Brano di testo:
-------
Scopro che sua mamma vive in Germania da 12 anni, e che dunque ha tutte le carte in regola per poter venire a prendere il figlio, devo solo informarmi sulle corrette procedure. Riusciamo anche a fare una chiamata WhatsApp con la mamma, e la informiamo che il modo migliore per rivedere il figlio sarebbe che lei lo venisse a prendere. Mi segno il numero germanico della mamma e prendo anche nota del numero siriano di Felice. Wow, penso, è il primo numero siriano che salvo sul mio cellulare!

“Felice, non ti muovere da qui, ok? Domani mi informo per le procedure e ci sentiamo presto!”, dico io. Ma Felice non smette di smanettare sul suo cellulare maledettamente connesso al WiFi della struttura fino alla sera tardi. Ci saluta con un sorriso che lo trasforma nel bambino che in fondo è ancora.

Sulla strada del ritorno provo a connettermi con il ragazzo, ma il mio cellulare, sebbene indichi che il numero siriano ha un account WhatsApp, non ne vuole sapere di iniziare la connessione. Mi dice che il numero non è registrato e che devo invitare l’utente ad usare WhatsApp tramite SMS. Dunque desisto.

 

 

“OK”, mi arriva poco dopo al cellulare. Non so ancora come, ma quel diavolo di ragazzo ce l’ha fatta! Siamo connessi.

“Ok”, rispondo ansiosa, e lui “Bae”, che evidentemente vuol dire “Bye”.

“Bye bye” rispondo io “non avere paura, tutto si metterà a posto”, scrivo in alfabeto maiuscolo per permettergli di capire meglio la sua lingua malamente scritta con il nostro alfabeto.

Chissà se Felice aveva veramente paura, chissà con quale determinazione da adulto aveva pensato e organizzato il suo lungo viaggio… “Ok”, mi risponde, probabilmente per farmi piacere.
-------
Dati da esaminare:

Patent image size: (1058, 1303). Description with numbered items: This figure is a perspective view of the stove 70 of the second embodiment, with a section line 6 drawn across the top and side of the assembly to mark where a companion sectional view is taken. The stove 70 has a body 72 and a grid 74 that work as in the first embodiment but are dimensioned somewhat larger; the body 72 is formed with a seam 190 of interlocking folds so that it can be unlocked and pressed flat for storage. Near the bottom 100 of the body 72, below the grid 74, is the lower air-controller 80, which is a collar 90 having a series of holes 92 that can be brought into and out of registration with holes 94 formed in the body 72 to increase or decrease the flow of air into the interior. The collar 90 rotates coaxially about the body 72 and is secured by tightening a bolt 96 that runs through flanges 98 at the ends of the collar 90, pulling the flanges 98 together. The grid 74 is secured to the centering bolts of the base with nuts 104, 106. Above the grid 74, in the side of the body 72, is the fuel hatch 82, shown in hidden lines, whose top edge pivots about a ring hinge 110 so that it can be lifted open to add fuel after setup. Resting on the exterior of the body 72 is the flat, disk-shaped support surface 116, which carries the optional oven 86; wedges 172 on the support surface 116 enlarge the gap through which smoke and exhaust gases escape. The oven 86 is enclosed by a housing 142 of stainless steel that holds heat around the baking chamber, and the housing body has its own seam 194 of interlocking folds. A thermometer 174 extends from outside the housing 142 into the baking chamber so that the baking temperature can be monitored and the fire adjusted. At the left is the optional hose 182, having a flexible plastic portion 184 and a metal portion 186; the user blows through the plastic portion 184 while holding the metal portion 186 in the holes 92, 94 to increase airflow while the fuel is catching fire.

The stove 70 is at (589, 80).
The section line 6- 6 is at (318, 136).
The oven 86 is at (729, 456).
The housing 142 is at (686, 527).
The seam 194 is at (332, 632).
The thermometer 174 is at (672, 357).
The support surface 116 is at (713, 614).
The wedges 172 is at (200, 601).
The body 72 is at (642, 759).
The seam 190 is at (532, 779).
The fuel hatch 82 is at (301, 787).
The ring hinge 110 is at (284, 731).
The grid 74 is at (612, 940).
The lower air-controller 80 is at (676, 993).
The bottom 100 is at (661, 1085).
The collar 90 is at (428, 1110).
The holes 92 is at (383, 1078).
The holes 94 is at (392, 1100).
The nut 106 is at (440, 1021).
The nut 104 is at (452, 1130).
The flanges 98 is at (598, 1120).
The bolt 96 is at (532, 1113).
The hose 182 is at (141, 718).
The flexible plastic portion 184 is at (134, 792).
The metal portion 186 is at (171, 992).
-------
Consegna 1: Riscriva il racconto su Felice da "Sulla strada del" a "fatta! Siamo connessi.", sostituendo "ragazzo" con "giovane".
Consegna 2: Nel racconto su Felice, elenchi in ordine tutte le risposte scritte che Felice invia al cellulare di chi narra.
Consegna 3: Scriva il seguito del racconto su Felice, a partire dall'ultima frase riportata.

Risultato 1:
Sulla strada del ritorno provo a connettermi con il giovane, ma il mio cellulare, sebbene indichi che il numero siriano ha un account WhatsApp, non ne vuole sapere di iniziare la connessione. Mi dice che il numero non è registrato e che devo invitare l’utente ad usare WhatsApp tramite SMS. Dunque desisto.

 

 

“OK”, mi arriva poco dopo al cellulare. Non so ancora come, ma quel diavolo di giovane ce l’ha fatta! Siamo connessi.

Risultato 2: "OK", "Bae", "Ok"

Risultato 3:
Il giorno successivo mi informo delle procedure e verso mezzogiorno corro al centro di accoglienza.

Felice non c’è. “Come stai Felice. Dove sei?”, gli scrivo. Chiedo a un altro minore africano che ciondola lì sopra nella stanza dei minori. “Rahh! (Se n’è andato)” afferma lui alzando il mento, ma scopro che è l’unica parola in arabo che conosce. Non posso avere ulteriori informazioni da nessuno. Su WhatsApp vedo che l’ultima connessione del ragazzo è stata la mattina alle 9:21. Un operatore della struttura mi dice che spesso i minori escono di giorno e tornano la sera, così aspetto.

Aspetto e guardo WhatsApp. Aspettando, noto che Felice ha cambiato la sua immagine del profilo:

 

Ieri c’era un’immagine di uccelli e fiori su sfondo giallo limone con mezza scritta in arabo, che non ero riuscita a decifrare. Oggi splende un good morning d’oro e cristallo… forse Felice è felice.

Ma perché non torna? Si fa sera, si fa quasi notte e l’ultima connessione è sempre alle 9:21 della mattina. Vado al cinema per un documentario di Zelig che tratta proprio di un profugo siriano ospitato in una cittadina svedese ai limiti del circolo polare artico. Penso inevitabilmente a Felice.

Vibra il cellulare e con lui vibro anche io: è lui.

 

 

Agitata e con il mio scarso arabo, ci metto un po’ a decifrare: “Ecco. Sono arrivato in Germania”. Rileggo per assicurarmi di avere letto giusto, dopo di che tremo, sorrido e scrivo:

 

 

“Auguri” e tutte le faccine, poi “Saluta tua mamma”. Il ragazzo più tardi ricambia cortesemente i saluti.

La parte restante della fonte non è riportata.